Count the lines below that contain the word "birgalikda", and reply with only that number.

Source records
━━━

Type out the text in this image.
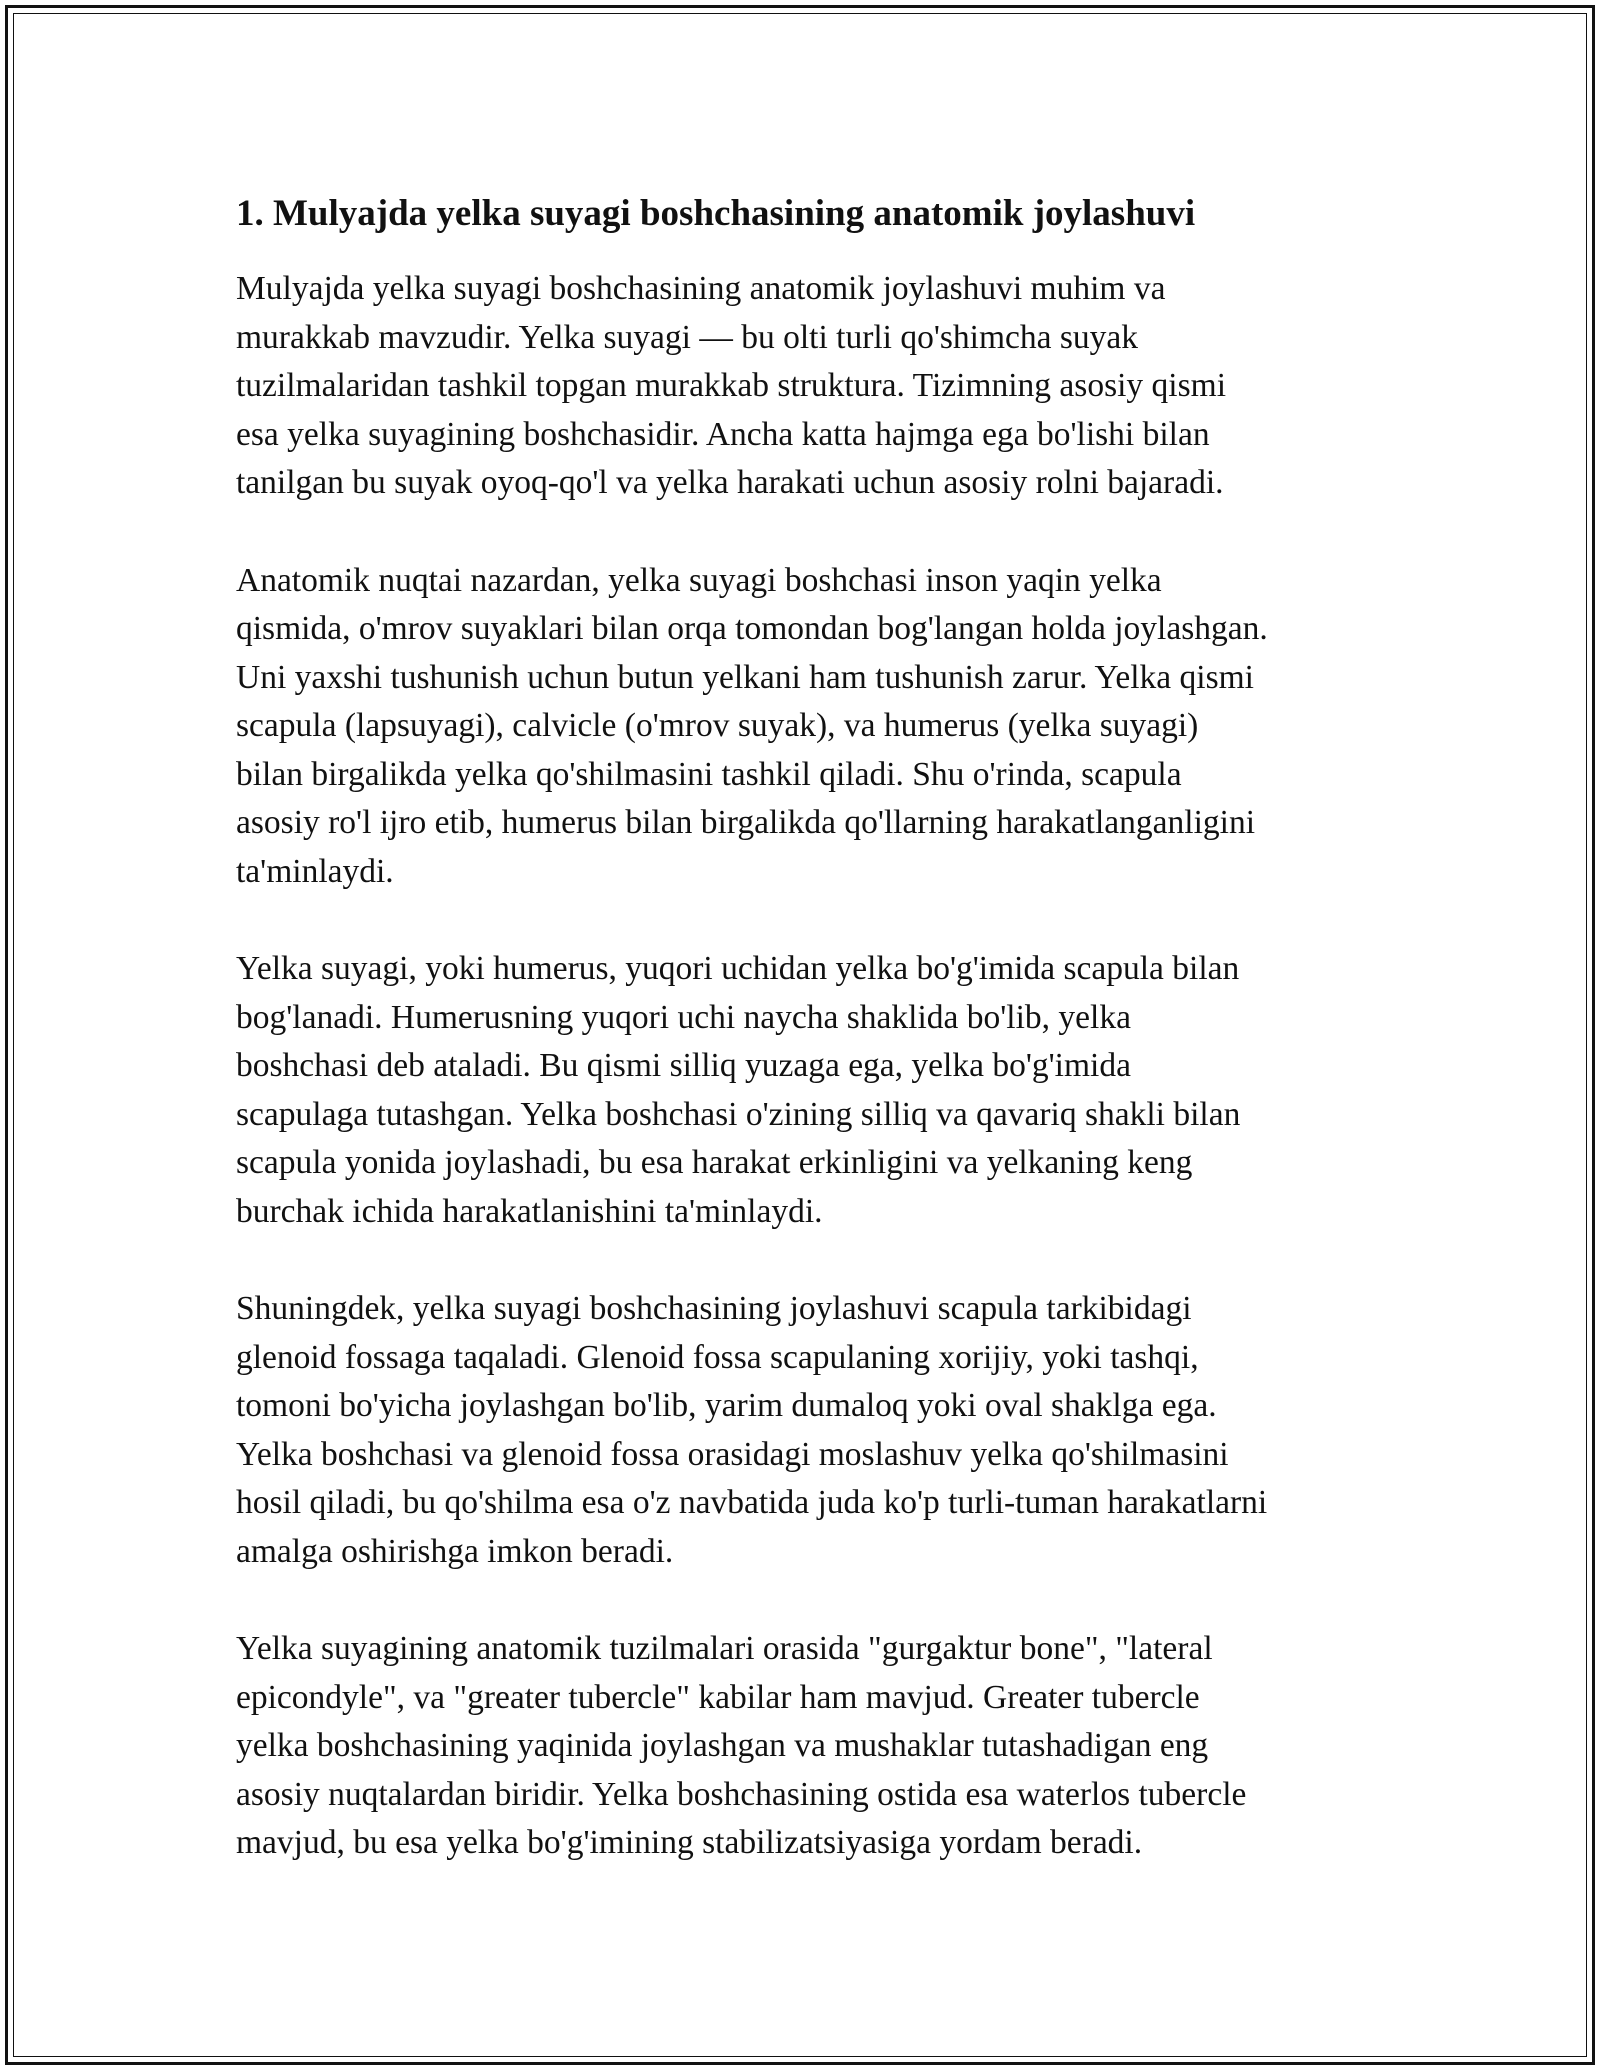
1. Mulyajda yelka suyagi boshchasining anatomik joylashuvi

Mulyajda yelka suyagi boshchasining anatomik joylashuvi muhim va
murakkab mavzudir. Yelka suyagi — bu olti turli qo'shimcha suyak
tuzilmalaridan tashkil topgan murakkab struktura. Tizimning asosiy qismi
esa yelka suyagining boshchasidir. Ancha katta hajmga ega bo'lishi bilan
tanilgan bu suyak oyoq-qo'l va yelka harakati uchun asosiy rolni bajaradi.

Anatomik nuqtai nazardan, yelka suyagi boshchasi inson yaqin yelka
qismida, o'mrov suyaklari bilan orqa tomondan bog'langan holda joylashgan.
Uni yaxshi tushunish uchun butun yelkani ham tushunish zarur. Yelka qismi
scapula (lapsuyagi), calvicle (o'mrov suyak), va humerus (yelka suyagi)
bilan birgalikda yelka qo'shilmasini tashkil qiladi. Shu o'rinda, scapula
asosiy ro'l ijro etib, humerus bilan birgalikda qo'llarning harakatlanganligini
ta'minlaydi.

Yelka suyagi, yoki humerus, yuqori uchidan yelka bo'g'imida scapula bilan
bog'lanadi. Humerusning yuqori uchi naycha shaklida bo'lib, yelka
boshchasi deb ataladi. Bu qismi silliq yuzaga ega, yelka bo'g'imida
scapulaga tutashgan. Yelka boshchasi o'zining silliq va qavariq shakli bilan
scapula yonida joylashadi, bu esa harakat erkinligini va yelkaning keng
burchak ichida harakatlanishini ta'minlaydi.

Shuningdek, yelka suyagi boshchasining joylashuvi scapula tarkibidagi
glenoid fossaga taqaladi. Glenoid fossa scapulaning xorijiy, yoki tashqi,
tomoni bo'yicha joylashgan bo'lib, yarim dumaloq yoki oval shaklga ega.
Yelka boshchasi va glenoid fossa orasidagi moslashuv yelka qo'shilmasini
hosil qiladi, bu qo'shilma esa o'z navbatida juda ko'p turli-tuman harakatlarni
amalga oshirishga imkon beradi.

Yelka suyagining anatomik tuzilmalari orasida "gurgaktur bone", "lateral
epicondyle", va "greater tubercle" kabilar ham mavjud. Greater tubercle
yelka boshchasining yaqinida joylashgan va mushaklar tutashadigan eng
asosiy nuqtalardan biridir. Yelka boshchasining ostida esa waterlos tubercle
mavjud, bu esa yelka bo'g'imining stabilizatsiyasiga yordam beradi.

━━━

# [WRITTEN RESPONSE]
2